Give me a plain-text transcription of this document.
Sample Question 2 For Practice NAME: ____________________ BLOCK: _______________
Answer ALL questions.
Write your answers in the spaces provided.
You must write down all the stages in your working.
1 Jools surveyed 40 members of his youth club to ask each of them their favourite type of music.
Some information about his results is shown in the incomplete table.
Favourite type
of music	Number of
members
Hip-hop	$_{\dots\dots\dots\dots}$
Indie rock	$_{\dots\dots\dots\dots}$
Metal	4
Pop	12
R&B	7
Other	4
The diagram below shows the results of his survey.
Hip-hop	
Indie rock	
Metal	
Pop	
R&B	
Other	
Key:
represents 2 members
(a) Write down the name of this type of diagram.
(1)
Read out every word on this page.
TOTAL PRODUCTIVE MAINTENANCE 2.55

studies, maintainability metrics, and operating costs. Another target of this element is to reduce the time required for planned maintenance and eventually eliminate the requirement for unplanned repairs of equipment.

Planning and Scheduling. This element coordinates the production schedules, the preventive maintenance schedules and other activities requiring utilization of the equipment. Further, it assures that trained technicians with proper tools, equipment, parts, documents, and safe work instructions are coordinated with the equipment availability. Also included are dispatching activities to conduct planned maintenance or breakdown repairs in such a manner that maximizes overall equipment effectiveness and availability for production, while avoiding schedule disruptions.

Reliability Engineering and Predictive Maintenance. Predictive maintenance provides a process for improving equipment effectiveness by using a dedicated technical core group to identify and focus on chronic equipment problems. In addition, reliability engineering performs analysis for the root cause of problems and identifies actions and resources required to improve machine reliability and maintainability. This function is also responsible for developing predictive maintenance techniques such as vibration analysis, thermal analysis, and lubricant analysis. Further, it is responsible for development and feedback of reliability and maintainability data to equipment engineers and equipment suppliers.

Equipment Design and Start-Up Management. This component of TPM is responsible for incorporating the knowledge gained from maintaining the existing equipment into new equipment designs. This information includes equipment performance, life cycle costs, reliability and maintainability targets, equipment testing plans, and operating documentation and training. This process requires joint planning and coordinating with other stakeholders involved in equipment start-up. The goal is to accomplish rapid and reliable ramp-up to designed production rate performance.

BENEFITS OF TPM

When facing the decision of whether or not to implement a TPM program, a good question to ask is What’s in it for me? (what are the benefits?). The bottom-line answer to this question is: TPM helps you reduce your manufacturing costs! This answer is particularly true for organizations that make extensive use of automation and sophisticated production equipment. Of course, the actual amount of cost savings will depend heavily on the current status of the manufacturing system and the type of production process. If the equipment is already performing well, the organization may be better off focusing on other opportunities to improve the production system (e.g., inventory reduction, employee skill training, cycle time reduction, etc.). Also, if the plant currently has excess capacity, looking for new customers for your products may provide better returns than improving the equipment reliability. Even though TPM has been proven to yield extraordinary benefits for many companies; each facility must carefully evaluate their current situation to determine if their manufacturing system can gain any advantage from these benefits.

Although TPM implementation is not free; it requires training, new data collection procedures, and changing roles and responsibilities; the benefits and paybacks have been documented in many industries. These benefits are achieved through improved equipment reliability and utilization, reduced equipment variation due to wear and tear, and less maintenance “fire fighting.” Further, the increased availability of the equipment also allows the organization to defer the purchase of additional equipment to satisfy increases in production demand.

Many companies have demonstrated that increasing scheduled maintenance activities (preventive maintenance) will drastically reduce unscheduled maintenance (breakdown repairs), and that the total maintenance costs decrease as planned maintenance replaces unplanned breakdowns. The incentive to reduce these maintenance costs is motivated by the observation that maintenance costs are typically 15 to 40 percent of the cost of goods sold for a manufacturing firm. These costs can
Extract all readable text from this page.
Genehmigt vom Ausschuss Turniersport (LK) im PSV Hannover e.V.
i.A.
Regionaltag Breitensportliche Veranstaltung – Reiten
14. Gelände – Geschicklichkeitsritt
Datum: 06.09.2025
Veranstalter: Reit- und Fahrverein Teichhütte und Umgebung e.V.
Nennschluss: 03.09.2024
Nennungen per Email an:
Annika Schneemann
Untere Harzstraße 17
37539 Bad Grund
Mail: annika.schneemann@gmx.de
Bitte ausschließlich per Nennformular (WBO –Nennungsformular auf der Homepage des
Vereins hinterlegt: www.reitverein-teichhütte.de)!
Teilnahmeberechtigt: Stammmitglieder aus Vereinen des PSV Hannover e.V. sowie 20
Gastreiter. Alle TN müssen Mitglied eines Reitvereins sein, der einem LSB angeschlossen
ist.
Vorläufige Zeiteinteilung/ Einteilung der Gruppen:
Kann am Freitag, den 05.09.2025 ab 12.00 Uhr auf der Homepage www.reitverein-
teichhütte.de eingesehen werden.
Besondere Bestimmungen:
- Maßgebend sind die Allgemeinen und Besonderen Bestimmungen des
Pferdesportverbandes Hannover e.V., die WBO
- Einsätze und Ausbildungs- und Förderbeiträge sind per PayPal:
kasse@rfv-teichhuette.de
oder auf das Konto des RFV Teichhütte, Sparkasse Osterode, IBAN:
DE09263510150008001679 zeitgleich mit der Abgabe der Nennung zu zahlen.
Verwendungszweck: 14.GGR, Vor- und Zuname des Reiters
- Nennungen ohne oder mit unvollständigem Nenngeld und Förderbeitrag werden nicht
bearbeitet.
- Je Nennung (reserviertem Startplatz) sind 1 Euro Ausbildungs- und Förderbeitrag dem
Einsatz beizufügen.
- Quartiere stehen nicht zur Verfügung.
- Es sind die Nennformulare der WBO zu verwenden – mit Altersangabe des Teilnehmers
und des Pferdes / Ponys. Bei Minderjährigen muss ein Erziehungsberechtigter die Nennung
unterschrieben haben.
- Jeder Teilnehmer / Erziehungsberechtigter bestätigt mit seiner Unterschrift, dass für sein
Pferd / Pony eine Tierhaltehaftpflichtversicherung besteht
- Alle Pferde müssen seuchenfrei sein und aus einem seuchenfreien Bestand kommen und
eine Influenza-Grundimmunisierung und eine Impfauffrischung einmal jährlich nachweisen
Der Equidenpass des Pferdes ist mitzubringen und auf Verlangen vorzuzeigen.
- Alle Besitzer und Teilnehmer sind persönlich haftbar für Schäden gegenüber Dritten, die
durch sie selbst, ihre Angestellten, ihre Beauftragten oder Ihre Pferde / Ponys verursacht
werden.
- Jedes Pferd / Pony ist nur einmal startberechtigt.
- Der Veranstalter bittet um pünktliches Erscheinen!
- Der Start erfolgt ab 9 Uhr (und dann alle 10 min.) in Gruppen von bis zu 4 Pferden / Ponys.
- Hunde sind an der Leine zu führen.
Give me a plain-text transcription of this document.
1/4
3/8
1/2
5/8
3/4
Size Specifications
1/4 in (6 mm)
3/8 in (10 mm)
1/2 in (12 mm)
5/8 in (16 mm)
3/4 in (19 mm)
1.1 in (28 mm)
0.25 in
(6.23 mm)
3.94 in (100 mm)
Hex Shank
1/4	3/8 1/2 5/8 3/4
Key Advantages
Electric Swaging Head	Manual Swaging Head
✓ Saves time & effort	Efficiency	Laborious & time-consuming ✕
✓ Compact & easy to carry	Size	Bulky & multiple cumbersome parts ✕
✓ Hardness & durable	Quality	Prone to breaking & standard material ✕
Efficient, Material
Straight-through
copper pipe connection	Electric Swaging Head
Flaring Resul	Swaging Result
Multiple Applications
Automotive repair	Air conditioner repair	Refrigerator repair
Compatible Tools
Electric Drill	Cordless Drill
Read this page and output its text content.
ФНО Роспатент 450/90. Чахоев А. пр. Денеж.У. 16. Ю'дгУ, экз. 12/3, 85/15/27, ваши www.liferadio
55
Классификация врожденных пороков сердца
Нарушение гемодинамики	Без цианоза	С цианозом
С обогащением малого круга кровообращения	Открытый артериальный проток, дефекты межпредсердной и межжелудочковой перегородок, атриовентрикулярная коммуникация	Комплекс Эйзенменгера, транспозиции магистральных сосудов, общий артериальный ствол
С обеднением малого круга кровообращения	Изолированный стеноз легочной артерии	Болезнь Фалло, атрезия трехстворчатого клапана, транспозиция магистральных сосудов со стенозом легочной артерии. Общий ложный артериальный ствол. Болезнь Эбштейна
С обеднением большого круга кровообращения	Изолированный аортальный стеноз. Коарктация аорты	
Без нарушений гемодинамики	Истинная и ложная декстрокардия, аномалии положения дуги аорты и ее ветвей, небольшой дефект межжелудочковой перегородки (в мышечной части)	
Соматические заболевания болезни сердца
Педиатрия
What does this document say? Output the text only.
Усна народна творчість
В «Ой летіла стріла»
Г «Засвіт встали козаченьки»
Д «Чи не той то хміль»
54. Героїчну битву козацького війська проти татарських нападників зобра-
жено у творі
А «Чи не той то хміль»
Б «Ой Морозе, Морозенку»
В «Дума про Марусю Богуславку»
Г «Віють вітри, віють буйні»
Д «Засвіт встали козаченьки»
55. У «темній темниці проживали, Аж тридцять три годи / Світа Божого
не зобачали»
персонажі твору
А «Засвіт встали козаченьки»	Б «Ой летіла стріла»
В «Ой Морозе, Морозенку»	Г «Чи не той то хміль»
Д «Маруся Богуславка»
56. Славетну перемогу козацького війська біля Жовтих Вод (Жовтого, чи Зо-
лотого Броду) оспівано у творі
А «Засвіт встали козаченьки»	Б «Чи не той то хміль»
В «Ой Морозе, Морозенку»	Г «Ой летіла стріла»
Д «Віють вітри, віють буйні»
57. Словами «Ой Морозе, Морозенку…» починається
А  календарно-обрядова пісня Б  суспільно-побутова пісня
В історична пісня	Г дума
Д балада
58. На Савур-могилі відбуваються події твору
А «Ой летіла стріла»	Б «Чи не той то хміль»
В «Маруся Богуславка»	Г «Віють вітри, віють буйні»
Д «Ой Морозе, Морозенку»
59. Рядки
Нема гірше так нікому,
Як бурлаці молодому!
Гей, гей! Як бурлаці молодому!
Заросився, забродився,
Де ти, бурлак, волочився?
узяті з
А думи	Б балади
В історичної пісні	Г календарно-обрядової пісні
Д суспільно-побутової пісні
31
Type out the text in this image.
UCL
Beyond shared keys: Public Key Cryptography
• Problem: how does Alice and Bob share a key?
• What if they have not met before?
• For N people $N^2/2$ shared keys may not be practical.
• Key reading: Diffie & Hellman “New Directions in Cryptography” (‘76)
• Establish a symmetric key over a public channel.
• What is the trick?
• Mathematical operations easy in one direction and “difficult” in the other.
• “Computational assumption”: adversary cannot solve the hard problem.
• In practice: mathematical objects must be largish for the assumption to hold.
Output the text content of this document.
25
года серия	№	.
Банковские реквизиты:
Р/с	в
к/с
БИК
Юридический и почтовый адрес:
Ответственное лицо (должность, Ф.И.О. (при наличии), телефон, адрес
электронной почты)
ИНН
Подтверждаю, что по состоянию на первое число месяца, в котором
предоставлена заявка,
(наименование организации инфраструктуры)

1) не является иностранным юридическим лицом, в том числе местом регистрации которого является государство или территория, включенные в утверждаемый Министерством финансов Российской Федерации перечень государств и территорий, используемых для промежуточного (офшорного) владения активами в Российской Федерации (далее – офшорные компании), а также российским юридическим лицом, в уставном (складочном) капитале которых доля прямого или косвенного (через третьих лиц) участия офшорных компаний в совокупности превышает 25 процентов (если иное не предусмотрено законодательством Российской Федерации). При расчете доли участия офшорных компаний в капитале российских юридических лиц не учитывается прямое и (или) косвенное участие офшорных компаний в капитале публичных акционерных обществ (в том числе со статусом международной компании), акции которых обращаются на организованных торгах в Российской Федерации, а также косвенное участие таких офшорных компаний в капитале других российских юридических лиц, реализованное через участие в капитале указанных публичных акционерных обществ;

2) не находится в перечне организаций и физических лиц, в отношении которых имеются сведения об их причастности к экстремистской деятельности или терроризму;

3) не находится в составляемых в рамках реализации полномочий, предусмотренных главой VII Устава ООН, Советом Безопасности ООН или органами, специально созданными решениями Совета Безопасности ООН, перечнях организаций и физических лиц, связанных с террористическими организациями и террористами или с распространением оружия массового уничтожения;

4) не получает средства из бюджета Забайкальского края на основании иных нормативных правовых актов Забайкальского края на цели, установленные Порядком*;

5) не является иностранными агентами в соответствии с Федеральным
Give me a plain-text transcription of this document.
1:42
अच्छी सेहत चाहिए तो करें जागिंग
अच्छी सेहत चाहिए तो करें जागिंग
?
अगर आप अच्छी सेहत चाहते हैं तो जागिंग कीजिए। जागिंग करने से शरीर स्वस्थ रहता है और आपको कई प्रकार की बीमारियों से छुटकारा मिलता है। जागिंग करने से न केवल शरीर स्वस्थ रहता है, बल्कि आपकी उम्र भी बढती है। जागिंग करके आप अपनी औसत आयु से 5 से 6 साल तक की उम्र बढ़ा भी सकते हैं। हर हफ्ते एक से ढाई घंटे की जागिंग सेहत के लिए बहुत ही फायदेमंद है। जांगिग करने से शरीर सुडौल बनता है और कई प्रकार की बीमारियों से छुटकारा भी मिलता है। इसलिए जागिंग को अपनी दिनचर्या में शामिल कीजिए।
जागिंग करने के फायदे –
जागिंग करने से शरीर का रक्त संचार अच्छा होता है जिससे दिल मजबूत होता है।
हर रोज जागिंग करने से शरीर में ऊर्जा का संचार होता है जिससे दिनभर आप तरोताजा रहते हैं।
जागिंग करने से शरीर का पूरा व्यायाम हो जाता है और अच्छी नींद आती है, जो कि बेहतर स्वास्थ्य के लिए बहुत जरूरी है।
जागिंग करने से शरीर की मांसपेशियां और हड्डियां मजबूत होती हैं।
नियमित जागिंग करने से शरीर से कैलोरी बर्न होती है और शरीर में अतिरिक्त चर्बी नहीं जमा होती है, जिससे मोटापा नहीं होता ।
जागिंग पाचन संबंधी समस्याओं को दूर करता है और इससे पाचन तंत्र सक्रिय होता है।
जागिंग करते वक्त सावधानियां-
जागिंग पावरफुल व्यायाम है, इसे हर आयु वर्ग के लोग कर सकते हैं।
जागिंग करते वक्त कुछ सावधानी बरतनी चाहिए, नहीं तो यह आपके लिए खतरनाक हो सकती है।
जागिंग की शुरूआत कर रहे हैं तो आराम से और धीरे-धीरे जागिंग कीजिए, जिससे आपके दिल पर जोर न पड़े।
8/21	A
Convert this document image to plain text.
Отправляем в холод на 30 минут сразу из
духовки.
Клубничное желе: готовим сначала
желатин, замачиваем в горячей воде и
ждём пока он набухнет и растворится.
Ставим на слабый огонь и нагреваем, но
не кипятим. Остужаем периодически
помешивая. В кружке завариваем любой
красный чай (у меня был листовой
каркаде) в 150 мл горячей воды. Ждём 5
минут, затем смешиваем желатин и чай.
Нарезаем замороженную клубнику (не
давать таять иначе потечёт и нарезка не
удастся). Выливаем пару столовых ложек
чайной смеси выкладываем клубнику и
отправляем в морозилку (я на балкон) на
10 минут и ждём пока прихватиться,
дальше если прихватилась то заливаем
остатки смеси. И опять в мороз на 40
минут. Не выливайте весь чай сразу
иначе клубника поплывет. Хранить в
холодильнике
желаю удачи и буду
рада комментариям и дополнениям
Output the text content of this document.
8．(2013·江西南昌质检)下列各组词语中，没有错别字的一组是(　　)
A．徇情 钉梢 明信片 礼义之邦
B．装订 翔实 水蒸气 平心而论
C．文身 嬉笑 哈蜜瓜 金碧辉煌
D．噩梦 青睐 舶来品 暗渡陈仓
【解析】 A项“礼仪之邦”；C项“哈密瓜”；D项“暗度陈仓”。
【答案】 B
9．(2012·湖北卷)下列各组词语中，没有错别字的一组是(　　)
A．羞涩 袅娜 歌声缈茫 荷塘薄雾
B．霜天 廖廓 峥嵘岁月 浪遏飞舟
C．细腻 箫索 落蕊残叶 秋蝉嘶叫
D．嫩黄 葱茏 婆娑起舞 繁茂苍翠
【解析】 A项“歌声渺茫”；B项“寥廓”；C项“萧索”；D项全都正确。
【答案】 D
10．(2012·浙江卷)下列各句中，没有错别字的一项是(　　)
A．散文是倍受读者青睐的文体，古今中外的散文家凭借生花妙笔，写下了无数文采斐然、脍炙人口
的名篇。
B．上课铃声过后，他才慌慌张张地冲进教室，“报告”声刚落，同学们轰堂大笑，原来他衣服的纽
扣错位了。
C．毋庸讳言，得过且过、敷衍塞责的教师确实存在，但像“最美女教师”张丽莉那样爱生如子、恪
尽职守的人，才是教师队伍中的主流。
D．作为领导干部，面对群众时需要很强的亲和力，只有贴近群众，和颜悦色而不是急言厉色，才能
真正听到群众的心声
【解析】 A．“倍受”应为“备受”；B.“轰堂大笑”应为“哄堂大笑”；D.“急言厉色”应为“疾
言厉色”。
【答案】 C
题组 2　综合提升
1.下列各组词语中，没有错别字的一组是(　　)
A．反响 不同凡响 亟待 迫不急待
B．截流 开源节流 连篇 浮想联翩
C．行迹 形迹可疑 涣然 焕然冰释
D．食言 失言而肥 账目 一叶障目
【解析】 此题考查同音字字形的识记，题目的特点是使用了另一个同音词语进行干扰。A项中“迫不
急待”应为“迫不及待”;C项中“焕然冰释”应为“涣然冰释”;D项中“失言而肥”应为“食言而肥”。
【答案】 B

(Objective) Return each line where "through" shows up.

(The solution)
Although TPM implementation is not free; it requires training, new data collection procedures, and changing roles and responsibilities; the benefits and paybacks have been documented in many industries. These benefits are achieved through improved equipment reliability and utilization, reduced equipment variation due to wear and tear, and less maintenance “fire fighting.” Further, the increased availability of the equipment also allows the organization to defer the purchase of additional equipment to satisfy increases in production demand.
Straight-through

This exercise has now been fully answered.